Exercise goal:
Transcribe each record below word for word.

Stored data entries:
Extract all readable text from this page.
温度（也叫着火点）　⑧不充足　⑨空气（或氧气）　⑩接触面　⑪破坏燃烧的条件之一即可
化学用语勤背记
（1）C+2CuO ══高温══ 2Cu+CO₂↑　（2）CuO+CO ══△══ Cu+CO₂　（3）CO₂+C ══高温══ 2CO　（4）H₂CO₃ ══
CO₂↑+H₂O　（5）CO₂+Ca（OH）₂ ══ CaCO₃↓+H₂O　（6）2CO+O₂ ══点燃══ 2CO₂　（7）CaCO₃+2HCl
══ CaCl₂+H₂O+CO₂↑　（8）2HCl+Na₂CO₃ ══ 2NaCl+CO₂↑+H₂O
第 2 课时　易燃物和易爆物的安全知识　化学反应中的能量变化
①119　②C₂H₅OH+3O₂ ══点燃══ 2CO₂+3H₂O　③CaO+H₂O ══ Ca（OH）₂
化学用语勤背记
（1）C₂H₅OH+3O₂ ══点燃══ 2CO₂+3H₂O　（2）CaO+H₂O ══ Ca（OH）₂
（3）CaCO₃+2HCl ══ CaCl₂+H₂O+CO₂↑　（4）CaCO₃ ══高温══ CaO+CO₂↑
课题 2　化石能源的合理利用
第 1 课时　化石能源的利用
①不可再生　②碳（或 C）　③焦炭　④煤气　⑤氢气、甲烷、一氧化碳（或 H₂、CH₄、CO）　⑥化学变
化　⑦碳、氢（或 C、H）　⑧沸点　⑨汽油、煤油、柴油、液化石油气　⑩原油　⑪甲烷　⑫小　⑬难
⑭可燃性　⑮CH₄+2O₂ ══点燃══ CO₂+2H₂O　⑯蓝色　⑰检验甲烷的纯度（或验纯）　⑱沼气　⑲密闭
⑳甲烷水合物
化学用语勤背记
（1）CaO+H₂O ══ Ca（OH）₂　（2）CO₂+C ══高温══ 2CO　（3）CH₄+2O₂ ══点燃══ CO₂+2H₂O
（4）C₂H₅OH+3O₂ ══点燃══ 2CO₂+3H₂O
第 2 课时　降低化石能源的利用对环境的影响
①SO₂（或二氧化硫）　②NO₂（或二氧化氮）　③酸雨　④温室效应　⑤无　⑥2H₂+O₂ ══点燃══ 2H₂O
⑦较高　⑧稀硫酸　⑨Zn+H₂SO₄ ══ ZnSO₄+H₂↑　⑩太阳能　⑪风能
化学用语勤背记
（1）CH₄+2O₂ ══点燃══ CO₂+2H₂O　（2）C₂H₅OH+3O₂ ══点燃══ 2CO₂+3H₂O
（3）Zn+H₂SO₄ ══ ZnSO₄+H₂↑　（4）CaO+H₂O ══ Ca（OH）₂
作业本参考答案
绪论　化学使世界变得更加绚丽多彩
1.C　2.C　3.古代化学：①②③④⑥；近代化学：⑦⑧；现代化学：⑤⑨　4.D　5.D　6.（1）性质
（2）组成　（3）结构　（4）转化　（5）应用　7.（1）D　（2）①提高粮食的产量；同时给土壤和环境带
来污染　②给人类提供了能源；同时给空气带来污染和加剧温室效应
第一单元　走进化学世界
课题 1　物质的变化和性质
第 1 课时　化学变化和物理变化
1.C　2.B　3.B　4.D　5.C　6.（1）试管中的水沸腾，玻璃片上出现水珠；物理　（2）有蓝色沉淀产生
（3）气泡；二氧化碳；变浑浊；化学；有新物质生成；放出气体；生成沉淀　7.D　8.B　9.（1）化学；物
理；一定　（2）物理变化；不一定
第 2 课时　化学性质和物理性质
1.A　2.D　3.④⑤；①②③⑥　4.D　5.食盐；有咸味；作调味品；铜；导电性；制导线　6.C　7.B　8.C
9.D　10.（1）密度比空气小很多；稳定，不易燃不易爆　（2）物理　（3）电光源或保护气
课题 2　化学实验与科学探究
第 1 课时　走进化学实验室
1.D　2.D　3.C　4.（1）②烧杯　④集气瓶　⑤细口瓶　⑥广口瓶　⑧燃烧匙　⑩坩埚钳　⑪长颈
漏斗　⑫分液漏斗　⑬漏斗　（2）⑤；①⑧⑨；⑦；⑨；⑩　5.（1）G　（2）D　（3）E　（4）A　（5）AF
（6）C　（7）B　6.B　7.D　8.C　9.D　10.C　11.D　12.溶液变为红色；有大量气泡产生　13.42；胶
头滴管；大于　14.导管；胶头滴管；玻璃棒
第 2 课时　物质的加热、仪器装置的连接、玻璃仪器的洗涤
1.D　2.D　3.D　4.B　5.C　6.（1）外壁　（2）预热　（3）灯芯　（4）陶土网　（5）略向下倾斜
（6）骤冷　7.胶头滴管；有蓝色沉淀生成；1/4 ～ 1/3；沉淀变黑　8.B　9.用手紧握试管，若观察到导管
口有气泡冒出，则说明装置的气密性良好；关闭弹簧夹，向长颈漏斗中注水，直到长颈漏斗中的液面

Solution to the problem:
Extract all readable text from this page.
温度（也叫着火点）　⑧不充足　⑨空气（或氧气）　⑩接触面　⑪破坏燃烧的条件之一即可
化学用语勤背记
（1）C+2CuO ══高温══ 2Cu+CO₂↑　（2）CuO+CO ══△══ Cu+CO₂　（3）CO₂+C ══高温══ 2CO　（4）H₂CO₃ ══
CO₂↑+H₂O　（5）CO₂+Ca（OH）₂ ══ CaCO₃↓+H₂O　（6）2CO+O₂ ══点燃══ 2CO₂　（7）CaCO₃+2HCl
══ CaCl₂+H₂O+CO₂↑　（8）2HCl+Na₂CO₃ ══ 2NaCl+CO₂↑+H₂O
第 2 课时　易燃物和易爆物的安全知识　化学反应中的能量变化
①119　②C₂H₅OH+3O₂ ══点燃══ 2CO₂+3H₂O　③CaO+H₂O ══ Ca（OH）₂
化学用语勤背记
（1）C₂H₅OH+3O₂ ══点燃══ 2CO₂+3H₂O　（2）CaO+H₂O ══ Ca（OH）₂
（3）CaCO₃+2HCl ══ CaCl₂+H₂O+CO₂↑　（4）CaCO₃ ══高温══ CaO+CO₂↑
课题 2　化石能源的合理利用
第 1 课时　化石能源的利用
①不可再生　②碳（或 C）　③焦炭　④煤气　⑤氢气、甲烷、一氧化碳（或 H₂、CH₄、CO）　⑥化学变
化　⑦碳、氢（或 C、H）　⑧沸点　⑨汽油、煤油、柴油、液化石油气　⑩原油　⑪甲烷　⑫小　⑬难
⑭可燃性　⑮CH₄+2O₂ ══点燃══ CO₂+2H₂O　⑯蓝色　⑰检验甲烷的纯度（或验纯）　⑱沼气　⑲密闭
⑳甲烷水合物
化学用语勤背记
（1）CaO+H₂O ══ Ca（OH）₂　（2）CO₂+C ══高温══ 2CO　（3）CH₄+2O₂ ══点燃══ CO₂+2H₂O
（4）C₂H₅OH+3O₂ ══点燃══ 2CO₂+3H₂O
第 2 课时　降低化石能源的利用对环境的影响
①SO₂（或二氧化硫）　②NO₂（或二氧化氮）　③酸雨　④温室效应　⑤无　⑥2H₂+O₂ ══点燃══ 2H₂O
⑦较高　⑧稀硫酸　⑨Zn+H₂SO₄ ══ ZnSO₄+H₂↑　⑩太阳能　⑪风能
化学用语勤背记
（1）CH₄+2O₂ ══点燃══ CO₂+2H₂O　（2）C₂H₅OH+3O₂ ══点燃══ 2CO₂+3H₂O
（3）Zn+H₂SO₄ ══ ZnSO₄+H₂↑　（4）CaO+H₂O ══ Ca（OH）₂
作业本参考答案
绪论　化学使世界变得更加绚丽多彩
1.C　2.C　3.古代化学：①②③④⑥；近代化学：⑦⑧；现代化学：⑤⑨　4.D　5.D　6.（1）性质
（2）组成　（3）结构　（4）转化　（5）应用　7.（1）D　（2）①提高粮食的产量；同时给土壤和环境带
来污染　②给人类提供了能源；同时给空气带来污染和加剧温室效应
第一单元　走进化学世界
课题 1　物质的变化和性质
第 1 课时　化学变化和物理变化
1.C　2.B　3.B　4.D　5.C　6.（1）试管中的水沸腾，玻璃片上出现水珠；物理　（2）有蓝色沉淀产生
（3）气泡；二氧化碳；变浑浊；化学；有新物质生成；放出气体；生成沉淀　7.D　8.B　9.（1）化学；物
理；一定　（2）物理变化；不一定
第 2 课时　化学性质和物理性质
1.A　2.D　3.④⑤；①②③⑥　4.D　5.食盐；有咸味；作调味品；铜；导电性；制导线　6.C　7.B　8.C
9.D　10.（1）密度比空气小很多；稳定，不易燃不易爆　（2）物理　（3）电光源或保护气
课题 2　化学实验与科学探究
第 1 课时　走进化学实验室
1.D　2.D　3.C　4.（1）②烧杯　④集气瓶　⑤细口瓶　⑥广口瓶　⑧燃烧匙　⑩坩埚钳　⑪长颈
漏斗　⑫分液漏斗　⑬漏斗　（2）⑤；①⑧⑨；⑦；⑨；⑩　5.（1）G　（2）D　（3）E　（4）A　（5）AF
（6）C　（7）B　6.B　7.D　8.C　9.D　10.C　11.D　12.溶液变为红色；有大量气泡产生　13.42；胶
头滴管；大于　14.导管；胶头滴管；玻璃棒
第 2 课时　物质的加热、仪器装置的连接、玻璃仪器的洗涤
1.D　2.D　3.D　4.B　5.C　6.（1）外壁　（2）预热　（3）灯芯　（4）陶土网　（5）略向下倾斜
（6）骤冷　7.胶头滴管；有蓝色沉淀生成；1/4 ～ 1/3；沉淀变黑　8.B　9.用手紧握试管，若观察到导管
口有气泡冒出，则说明装置的气密性良好；关闭弹簧夹，向长颈漏斗中注水，直到长颈漏斗中的液面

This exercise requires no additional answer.